* Start GIVEN RECORDS *

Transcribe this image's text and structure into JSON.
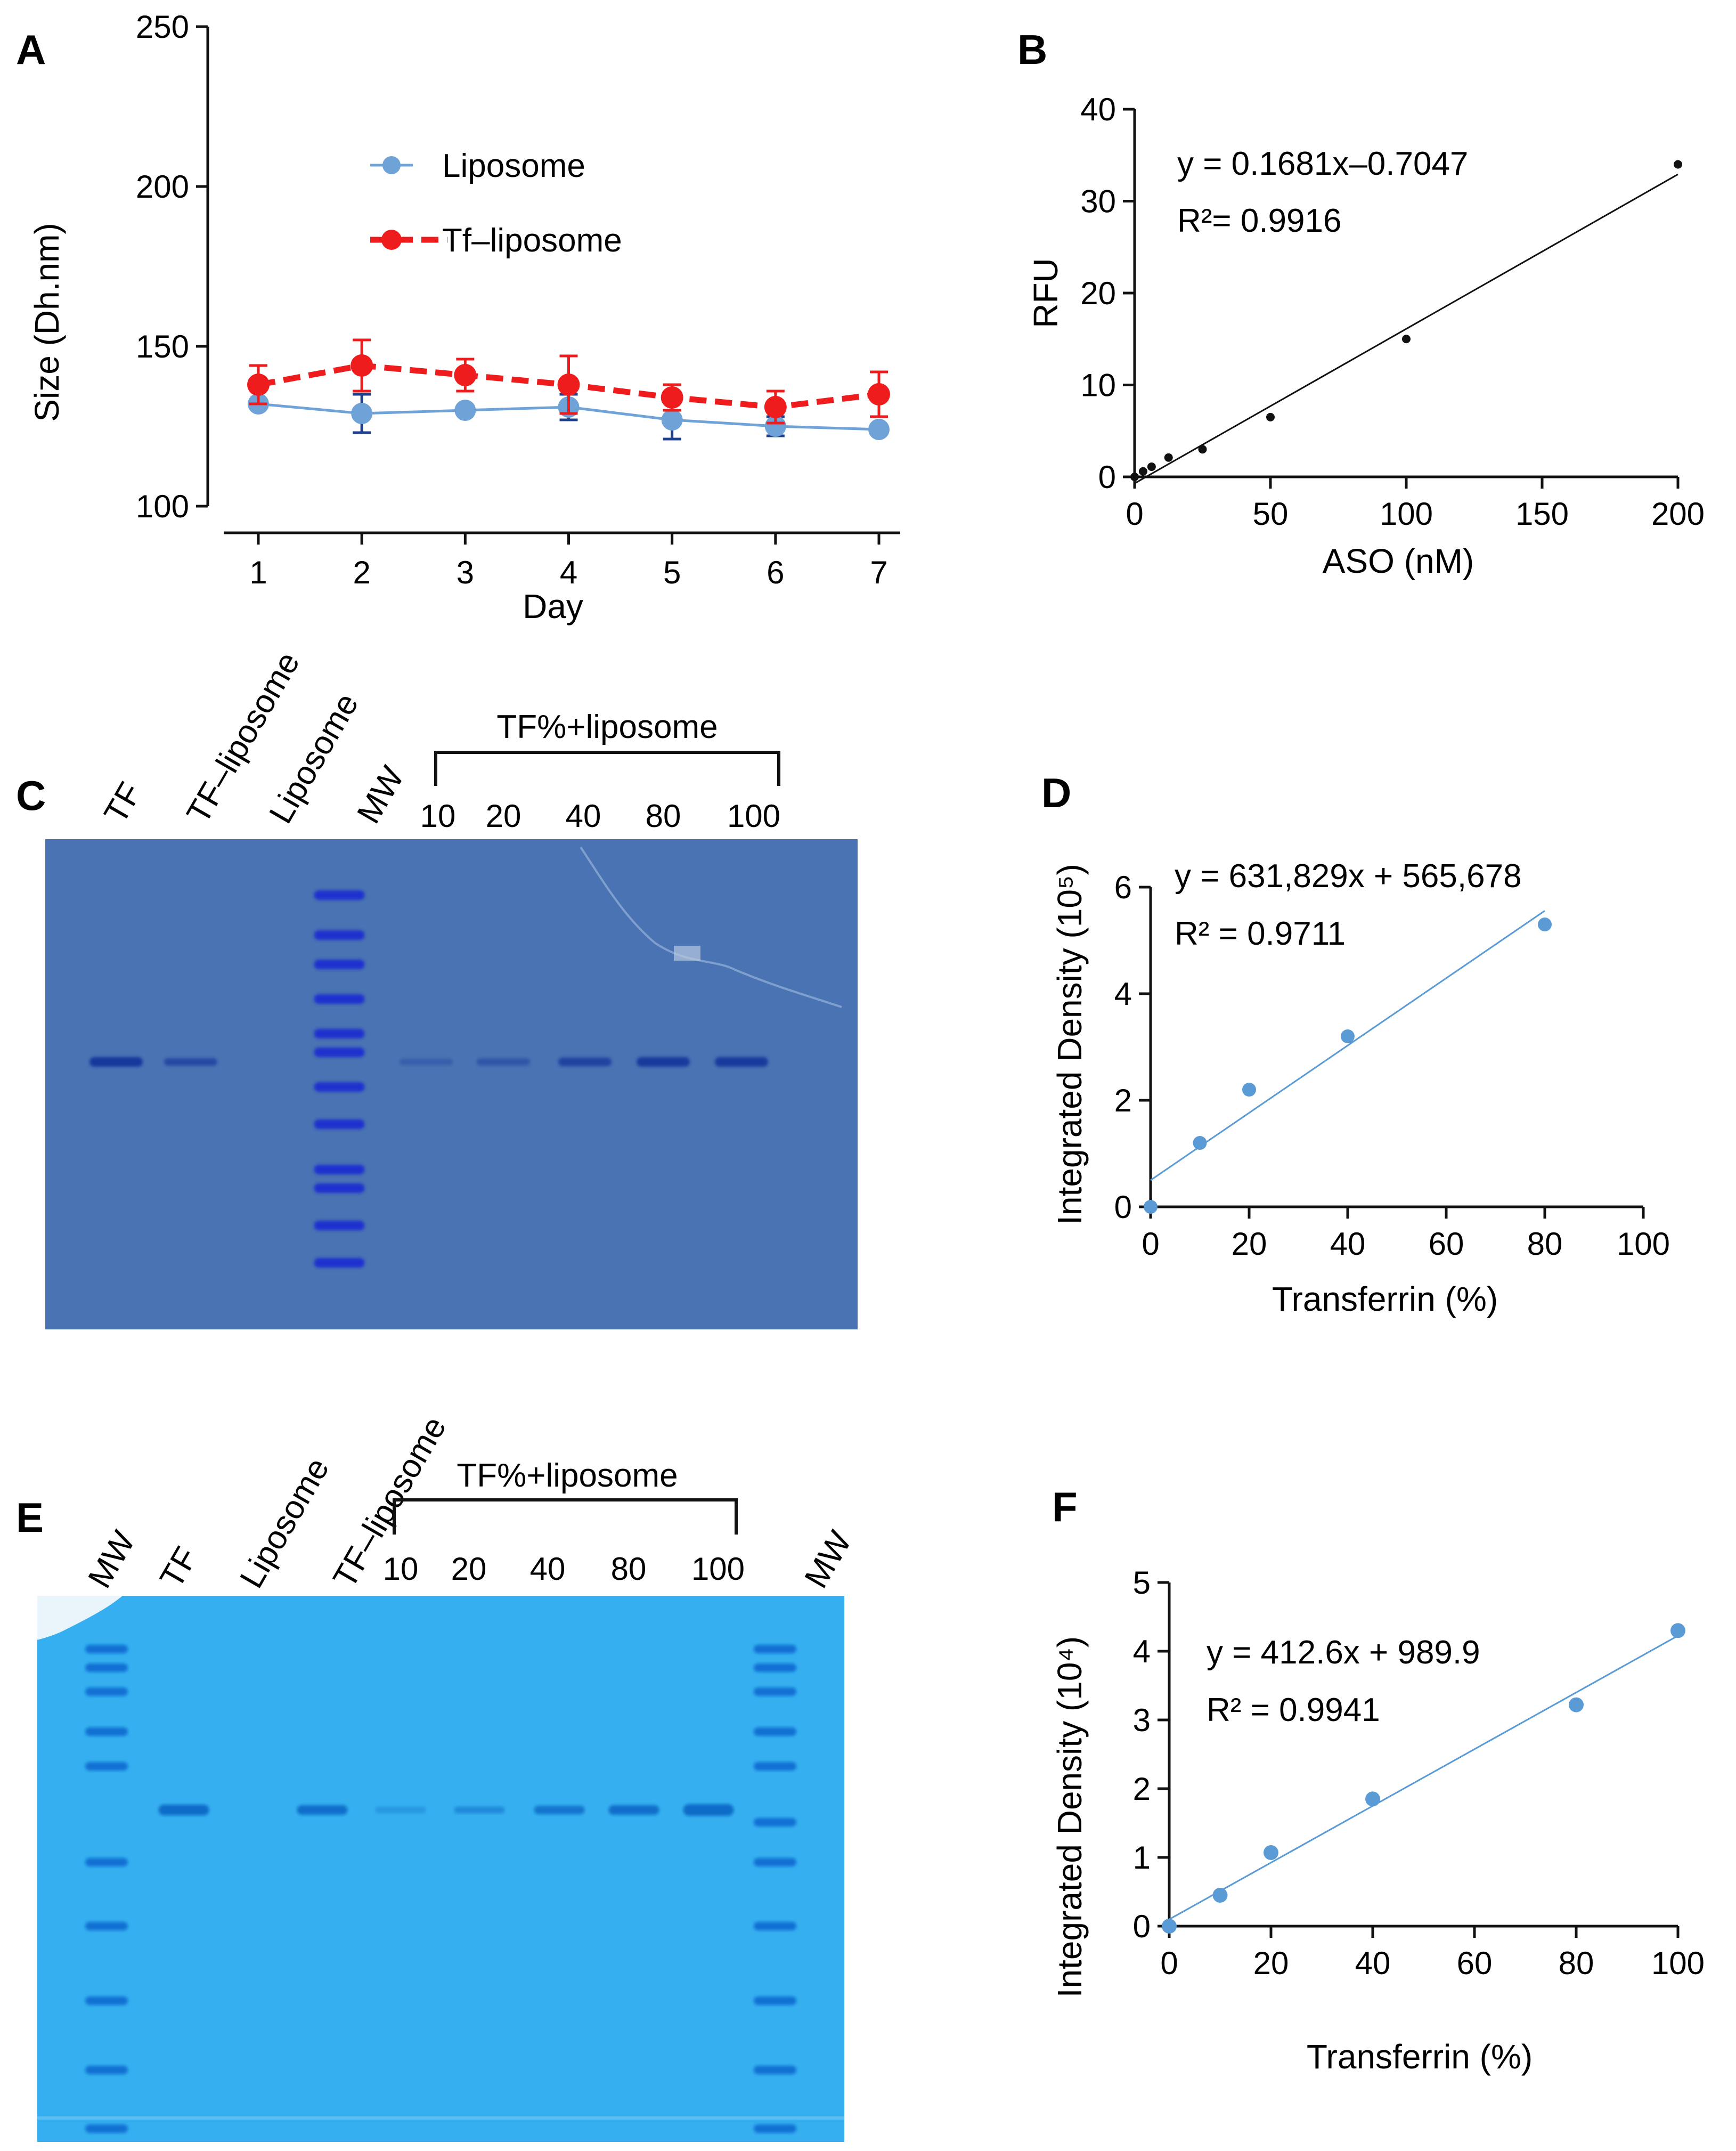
{
  "panels": [
    {
      "id": "A",
      "label": "A"
    },
    {
      "id": "B",
      "label": "B"
    },
    {
      "id": "C",
      "label": "C"
    },
    {
      "id": "D",
      "label": "D"
    },
    {
      "id": "E",
      "label": "E"
    },
    {
      "id": "F",
      "label": "F"
    }
  ],
  "chart_data": [
    {
      "panel": "A",
      "type": "line",
      "xlabel": "Day",
      "ylabel": "Size (Dh.nm)",
      "x": [
        1,
        2,
        3,
        4,
        5,
        6,
        7
      ],
      "xlim": [
        0.5,
        7.5
      ],
      "ylim": [
        100,
        250
      ],
      "xticks": [
        1,
        2,
        3,
        4,
        5,
        6,
        7
      ],
      "yticks": [
        100,
        150,
        200,
        250
      ],
      "legend_position": "upper-center",
      "series": [
        {
          "name": "Liposome",
          "color": "#6fa3d8",
          "style": "solid",
          "values": [
            132,
            129,
            130,
            131,
            127,
            125,
            124
          ],
          "err": [
            0,
            6,
            0,
            4,
            6,
            3,
            0
          ],
          "errcolor": "#1f3f8f"
        },
        {
          "name": "Tf–liposome",
          "color": "#ee1c1c",
          "style": "dashed",
          "values": [
            138,
            144,
            141,
            138,
            134,
            131,
            135
          ],
          "err": [
            6,
            8,
            5,
            9,
            4,
            5,
            7
          ],
          "errcolor": "#ee1c1c"
        }
      ]
    },
    {
      "panel": "B",
      "type": "scatter",
      "xlabel": "ASO (nM)",
      "ylabel": "RFU",
      "xlim": [
        0,
        200
      ],
      "ylim": [
        0,
        40
      ],
      "xticks": [
        0,
        50,
        100,
        150,
        200
      ],
      "yticks": [
        0,
        10,
        20,
        30,
        40
      ],
      "equation": "y = 0.1681x–0.7047",
      "r2": "R²= 0.9916",
      "points": {
        "x": [
          0,
          3.125,
          6.25,
          12.5,
          25,
          50,
          100,
          200
        ],
        "y": [
          0,
          0.6,
          1.1,
          2.1,
          3.0,
          6.5,
          15.0,
          34.0
        ]
      },
      "fit": {
        "slope": 0.1681,
        "intercept": -0.7047,
        "x0": 0,
        "x1": 200
      },
      "color": "#111111"
    },
    {
      "panel": "D",
      "type": "scatter",
      "xlabel": "Transferrin (%)",
      "ylabel": "Integrated Density (10⁵)",
      "xlim": [
        0,
        100
      ],
      "ylim": [
        0,
        6
      ],
      "xticks": [
        0,
        20,
        40,
        60,
        80,
        100
      ],
      "yticks": [
        0,
        2,
        4,
        6
      ],
      "equation": "y = 631,829x + 565,678",
      "r2": "R² = 0.9711",
      "points": {
        "x": [
          0,
          10,
          20,
          40,
          80
        ],
        "y": [
          0,
          1.2,
          2.2,
          3.2,
          5.3
        ]
      },
      "fit": {
        "slope": 0.0632,
        "intercept": 0.5,
        "x0": 0,
        "x1": 80
      },
      "color": "#5b9bd5"
    },
    {
      "panel": "F",
      "type": "scatter",
      "xlabel": "Transferrin (%)",
      "ylabel": "Integrated Density (10⁴)",
      "xlim": [
        0,
        100
      ],
      "ylim": [
        0,
        5
      ],
      "xticks": [
        0,
        20,
        40,
        60,
        80,
        100
      ],
      "yticks": [
        0,
        1,
        2,
        3,
        4,
        5
      ],
      "equation": "y = 412.6x + 989.9",
      "r2": "R² = 0.9941",
      "points": {
        "x": [
          0,
          10,
          20,
          40,
          80,
          100
        ],
        "y": [
          0,
          0.45,
          1.07,
          1.85,
          3.22,
          4.3
        ]
      },
      "fit": {
        "slope": 0.04126,
        "intercept": 0.099,
        "x0": 0,
        "x1": 100
      },
      "color": "#5b9bd5"
    }
  ],
  "gels": [
    {
      "panel": "C",
      "lane_labels": [
        "TF",
        "TF–liposome",
        "Liposome",
        "MW"
      ],
      "bracket_title": "TF%+liposome",
      "bracket_labels": [
        "10",
        "20",
        "40",
        "80",
        "100"
      ],
      "colors": {
        "bg": "#4a73b3",
        "band": "#16389c",
        "ladder": "#1a2fd0"
      }
    },
    {
      "panel": "E",
      "lane_labels": [
        "MW",
        "TF",
        "Liposome",
        "TF–liposome",
        "MW"
      ],
      "bracket_title": "TF%+liposome",
      "bracket_labels": [
        "10",
        "20",
        "40",
        "80",
        "100"
      ],
      "colors": {
        "bg": "#36aff0",
        "band": "#0a6cc8",
        "ladder": "#0b6ad0"
      }
    }
  ]
}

* End GIVEN RECORDS *

## SET PROBLEM
Determine the number of lines where the string "equation" occurs, and give that number only.

## REPLY TO THE EXERCISE
3